**Exercise aim**.
Every entry needs to be reproduced exactly.

-- BEGIN --

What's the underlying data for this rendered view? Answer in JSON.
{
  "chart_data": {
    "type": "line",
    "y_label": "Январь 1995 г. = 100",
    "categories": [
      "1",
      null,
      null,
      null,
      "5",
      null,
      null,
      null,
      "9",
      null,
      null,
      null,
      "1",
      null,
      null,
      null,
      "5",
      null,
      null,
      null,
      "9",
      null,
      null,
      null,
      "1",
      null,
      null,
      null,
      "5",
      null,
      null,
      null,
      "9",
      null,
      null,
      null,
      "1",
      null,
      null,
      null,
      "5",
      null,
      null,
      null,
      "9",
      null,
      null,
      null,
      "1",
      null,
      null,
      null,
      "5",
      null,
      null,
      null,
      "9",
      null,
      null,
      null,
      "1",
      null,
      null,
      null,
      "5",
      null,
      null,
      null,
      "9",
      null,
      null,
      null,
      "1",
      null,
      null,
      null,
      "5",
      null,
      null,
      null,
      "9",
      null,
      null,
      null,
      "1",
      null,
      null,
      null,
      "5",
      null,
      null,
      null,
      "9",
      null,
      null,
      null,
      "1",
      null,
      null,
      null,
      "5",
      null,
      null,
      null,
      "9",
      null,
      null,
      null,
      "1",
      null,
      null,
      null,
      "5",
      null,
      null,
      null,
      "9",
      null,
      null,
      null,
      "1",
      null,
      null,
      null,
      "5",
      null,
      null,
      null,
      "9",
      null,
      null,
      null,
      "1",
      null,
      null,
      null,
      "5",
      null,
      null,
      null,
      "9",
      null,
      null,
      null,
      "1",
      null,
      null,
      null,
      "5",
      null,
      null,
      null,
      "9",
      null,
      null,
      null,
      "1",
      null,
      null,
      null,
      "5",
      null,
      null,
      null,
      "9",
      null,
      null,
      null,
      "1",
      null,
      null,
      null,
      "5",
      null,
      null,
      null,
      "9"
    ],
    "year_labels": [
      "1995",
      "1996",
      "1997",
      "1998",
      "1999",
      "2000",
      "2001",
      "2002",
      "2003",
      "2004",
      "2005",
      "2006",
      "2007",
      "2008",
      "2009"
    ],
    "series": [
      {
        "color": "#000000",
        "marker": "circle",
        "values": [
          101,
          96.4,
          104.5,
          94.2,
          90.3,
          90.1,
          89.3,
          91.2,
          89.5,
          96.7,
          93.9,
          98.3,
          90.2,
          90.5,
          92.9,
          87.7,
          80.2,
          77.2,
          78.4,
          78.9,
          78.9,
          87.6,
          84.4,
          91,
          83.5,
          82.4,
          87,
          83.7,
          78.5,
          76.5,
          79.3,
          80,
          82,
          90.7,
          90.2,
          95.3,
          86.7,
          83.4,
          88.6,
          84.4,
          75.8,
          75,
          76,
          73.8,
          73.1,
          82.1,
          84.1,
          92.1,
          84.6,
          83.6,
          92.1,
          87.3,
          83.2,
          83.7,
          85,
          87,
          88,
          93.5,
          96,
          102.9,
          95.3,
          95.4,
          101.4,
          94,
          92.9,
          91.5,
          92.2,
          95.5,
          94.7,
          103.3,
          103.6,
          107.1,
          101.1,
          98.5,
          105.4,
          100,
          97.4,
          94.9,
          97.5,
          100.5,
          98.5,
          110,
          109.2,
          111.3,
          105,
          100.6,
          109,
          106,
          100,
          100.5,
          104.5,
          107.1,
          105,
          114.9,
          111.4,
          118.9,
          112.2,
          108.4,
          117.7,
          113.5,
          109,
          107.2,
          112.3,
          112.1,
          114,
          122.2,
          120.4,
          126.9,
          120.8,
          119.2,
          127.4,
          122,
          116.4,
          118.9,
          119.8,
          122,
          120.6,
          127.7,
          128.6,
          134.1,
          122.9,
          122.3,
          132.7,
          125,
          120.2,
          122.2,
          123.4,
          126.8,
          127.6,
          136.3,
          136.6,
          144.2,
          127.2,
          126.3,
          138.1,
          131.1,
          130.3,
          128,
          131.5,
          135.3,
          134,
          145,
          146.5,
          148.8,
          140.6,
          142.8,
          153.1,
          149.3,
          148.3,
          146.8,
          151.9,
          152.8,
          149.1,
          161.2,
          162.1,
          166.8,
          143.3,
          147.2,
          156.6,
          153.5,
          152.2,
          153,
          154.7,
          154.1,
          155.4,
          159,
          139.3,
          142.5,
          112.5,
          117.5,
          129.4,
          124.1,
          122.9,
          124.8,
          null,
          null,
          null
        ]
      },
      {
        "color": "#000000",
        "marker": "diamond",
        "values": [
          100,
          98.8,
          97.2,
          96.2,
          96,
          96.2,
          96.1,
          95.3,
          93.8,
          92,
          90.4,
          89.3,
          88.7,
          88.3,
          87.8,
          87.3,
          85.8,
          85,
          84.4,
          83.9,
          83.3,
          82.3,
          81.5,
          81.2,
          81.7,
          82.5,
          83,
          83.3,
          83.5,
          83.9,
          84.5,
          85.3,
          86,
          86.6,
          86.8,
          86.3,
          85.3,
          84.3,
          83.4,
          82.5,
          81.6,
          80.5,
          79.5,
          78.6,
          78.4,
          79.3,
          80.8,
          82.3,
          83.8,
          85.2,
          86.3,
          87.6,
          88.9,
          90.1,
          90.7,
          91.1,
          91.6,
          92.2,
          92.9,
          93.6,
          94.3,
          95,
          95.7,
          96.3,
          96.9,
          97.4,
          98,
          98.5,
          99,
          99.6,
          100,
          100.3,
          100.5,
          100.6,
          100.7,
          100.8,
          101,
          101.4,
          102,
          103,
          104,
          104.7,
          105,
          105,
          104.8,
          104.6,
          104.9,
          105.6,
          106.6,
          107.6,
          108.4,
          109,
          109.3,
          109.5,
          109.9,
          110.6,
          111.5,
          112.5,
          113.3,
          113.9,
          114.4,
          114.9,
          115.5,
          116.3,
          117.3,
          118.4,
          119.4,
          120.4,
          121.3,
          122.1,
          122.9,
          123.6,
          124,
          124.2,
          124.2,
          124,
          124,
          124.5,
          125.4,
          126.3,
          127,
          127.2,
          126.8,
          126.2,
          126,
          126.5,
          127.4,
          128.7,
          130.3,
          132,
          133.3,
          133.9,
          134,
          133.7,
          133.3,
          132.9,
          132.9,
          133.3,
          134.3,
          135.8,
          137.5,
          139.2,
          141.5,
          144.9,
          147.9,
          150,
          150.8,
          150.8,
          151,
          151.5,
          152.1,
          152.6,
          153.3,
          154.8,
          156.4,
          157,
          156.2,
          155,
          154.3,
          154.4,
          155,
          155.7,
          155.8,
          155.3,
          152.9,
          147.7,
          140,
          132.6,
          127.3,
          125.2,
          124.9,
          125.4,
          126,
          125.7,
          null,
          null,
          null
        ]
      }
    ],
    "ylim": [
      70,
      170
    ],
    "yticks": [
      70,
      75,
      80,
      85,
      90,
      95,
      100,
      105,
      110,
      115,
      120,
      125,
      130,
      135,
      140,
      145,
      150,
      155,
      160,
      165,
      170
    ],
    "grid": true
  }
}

-- END --

**Task response**.
What's the underlying data for this rendered view? Answer in JSON.
{
  "chart_data": {
    "type": "line",
    "y_label": "Январь 1995 г. = 100",
    "categories": [
      "1",
      null,
      null,
      null,
      "5",
      null,
      null,
      null,
      "9",
      null,
      null,
      null,
      "1",
      null,
      null,
      null,
      "5",
      null,
      null,
      null,
      "9",
      null,
      null,
      null,
      "1",
      null,
      null,
      null,
      "5",
      null,
      null,
      null,
      "9",
      null,
      null,
      null,
      "1",
      null,
      null,
      null,
      "5",
      null,
      null,
      null,
      "9",
      null,
      null,
      null,
      "1",
      null,
      null,
      null,
      "5",
      null,
      null,
      null,
      "9",
      null,
      null,
      null,
      "1",
      null,
      null,
      null,
      "5",
      null,
      null,
      null,
      "9",
      null,
      null,
      null,
      "1",
      null,
      null,
      null,
      "5",
      null,
      null,
      null,
      "9",
      null,
      null,
      null,
      "1",
      null,
      null,
      null,
      "5",
      null,
      null,
      null,
      "9",
      null,
      null,
      null,
      "1",
      null,
      null,
      null,
      "5",
      null,
      null,
      null,
      "9",
      null,
      null,
      null,
      "1",
      null,
      null,
      null,
      "5",
      null,
      null,
      null,
      "9",
      null,
      null,
      null,
      "1",
      null,
      null,
      null,
      "5",
      null,
      null,
      null,
      "9",
      null,
      null,
      null,
      "1",
      null,
      null,
      null,
      "5",
      null,
      null,
      null,
      "9",
      null,
      null,
      null,
      "1",
      null,
      null,
      null,
      "5",
      null,
      null,
      null,
      "9",
      null,
      null,
      null,
      "1",
      null,
      null,
      null,
      "5",
      null,
      null,
      null,
      "9",
      null,
      null,
      null,
      "1",
      null,
      null,
      null,
      "5",
      null,
      null,
      null,
      "9"
    ],
    "year_labels": [
      "1995",
      "1996",
      "1997",
      "1998",
      "1999",
      "2000",
      "2001",
      "2002",
      "2003",
      "2004",
      "2005",
      "2006",
      "2007",
      "2008",
      "2009"
    ],
    "series": [
      {
        "color": "#000000",
        "marker": "circle",
        "values": [
          101,
          96.4,
          104.5,
          94.2,
          90.3,
          90.1,
          89.3,
          91.2,
          89.5,
          96.7,
          93.9,
          98.3,
          90.2,
          90.5,
          92.9,
          87.7,
          80.2,
          77.2,
          78.4,
          78.9,
          78.9,
          87.6,
          84.4,
          91,
          83.5,
          82.4,
          87,
          83.7,
          78.5,
          76.5,
          79.3,
          80,
          82,
          90.7,
          90.2,
          95.3,
          86.7,
          83.4,
          88.6,
          84.4,
          75.8,
          75,
          76,
          73.8,
          73.1,
          82.1,
          84.1,
          92.1,
          84.6,
          83.6,
          92.1,
          87.3,
          83.2,
          83.7,
          85,
          87,
          88,
          93.5,
          96,
          102.9,
          95.3,
          95.4,
          101.4,
          94,
          92.9,
          91.5,
          92.2,
          95.5,
          94.7,
          103.3,
          103.6,
          107.1,
          101.1,
          98.5,
          105.4,
          100,
          97.4,
          94.9,
          97.5,
          100.5,
          98.5,
          110,
          109.2,
          111.3,
          105,
          100.6,
          109,
          106,
          100,
          100.5,
          104.5,
          107.1,
          105,
          114.9,
          111.4,
          118.9,
          112.2,
          108.4,
          117.7,
          113.5,
          109,
          107.2,
          112.3,
          112.1,
          114,
          122.2,
          120.4,
          126.9,
          120.8,
          119.2,
          127.4,
          122,
          116.4,
          118.9,
          119.8,
          122,
          120.6,
          127.7,
          128.6,
          134.1,
          122.9,
          122.3,
          132.7,
          125,
          120.2,
          122.2,
          123.4,
          126.8,
          127.6,
          136.3,
          136.6,
          144.2,
          127.2,
          126.3,
          138.1,
          131.1,
          130.3,
          128,
          131.5,
          135.3,
          134,
          145,
          146.5,
          148.8,
          140.6,
          142.8,
          153.1,
          149.3,
          148.3,
          146.8,
          151.9,
          152.8,
          149.1,
          161.2,
          162.1,
          166.8,
          143.3,
          147.2,
          156.6,
          153.5,
          152.2,
          153,
          154.7,
          154.1,
          155.4,
          159,
          139.3,
          142.5,
          112.5,
          117.5,
          129.4,
          124.1,
          122.9,
          124.8,
          null,
          null,
          null
        ]
      },
      {
        "color": "#000000",
        "marker": "diamond",
        "values": [
          100,
          98.8,
          97.2,
          96.2,
          96,
          96.2,
          96.1,
          95.3,
          93.8,
          92,
          90.4,
          89.3,
          88.7,
          88.3,
          87.8,
          87.3,
          85.8,
          85,
          84.4,
          83.9,
          83.3,
          82.3,
          81.5,
          81.2,
          81.7,
          82.5,
          83,
          83.3,
          83.5,
          83.9,
          84.5,
          85.3,
          86,
          86.6,
          86.8,
          86.3,
          85.3,
          84.3,
          83.4,
          82.5,
          81.6,
          80.5,
          79.5,
          78.6,
          78.4,
          79.3,
          80.8,
          82.3,
          83.8,
          85.2,
          86.3,
          87.6,
          88.9,
          90.1,
          90.7,
          91.1,
          91.6,
          92.2,
          92.9,
          93.6,
          94.3,
          95,
          95.7,
          96.3,
          96.9,
          97.4,
          98,
          98.5,
          99,
          99.6,
          100,
          100.3,
          100.5,
          100.6,
          100.7,
          100.8,
          101,
          101.4,
          102,
          103,
          104,
          104.7,
          105,
          105,
          104.8,
          104.6,
          104.9,
          105.6,
          106.6,
          107.6,
          108.4,
          109,
          109.3,
          109.5,
          109.9,
          110.6,
          111.5,
          112.5,
          113.3,
          113.9,
          114.4,
          114.9,
          115.5,
          116.3,
          117.3,
          118.4,
          119.4,
          120.4,
          121.3,
          122.1,
          122.9,
          123.6,
          124,
          124.2,
          124.2,
          124,
          124,
          124.5,
          125.4,
          126.3,
          127,
          127.2,
          126.8,
          126.2,
          126,
          126.5,
          127.4,
          128.7,
          130.3,
          132,
          133.3,
          133.9,
          134,
          133.7,
          133.3,
          132.9,
          132.9,
          133.3,
          134.3,
          135.8,
          137.5,
          139.2,
          141.5,
          144.9,
          147.9,
          150,
          150.8,
          150.8,
          151,
          151.5,
          152.1,
          152.6,
          153.3,
          154.8,
          156.4,
          157,
          156.2,
          155,
          154.3,
          154.4,
          155,
          155.7,
          155.8,
          155.3,
          152.9,
          147.7,
          140,
          132.6,
          127.3,
          125.2,
          124.9,
          125.4,
          126,
          125.7,
          null,
          null,
          null
        ]
      }
    ],
    "ylim": [
      70,
      170
    ],
    "yticks": [
      70,
      75,
      80,
      85,
      90,
      95,
      100,
      105,
      110,
      115,
      120,
      125,
      130,
      135,
      140,
      145,
      150,
      155,
      160,
      165,
      170
    ],
    "grid": true
  }
}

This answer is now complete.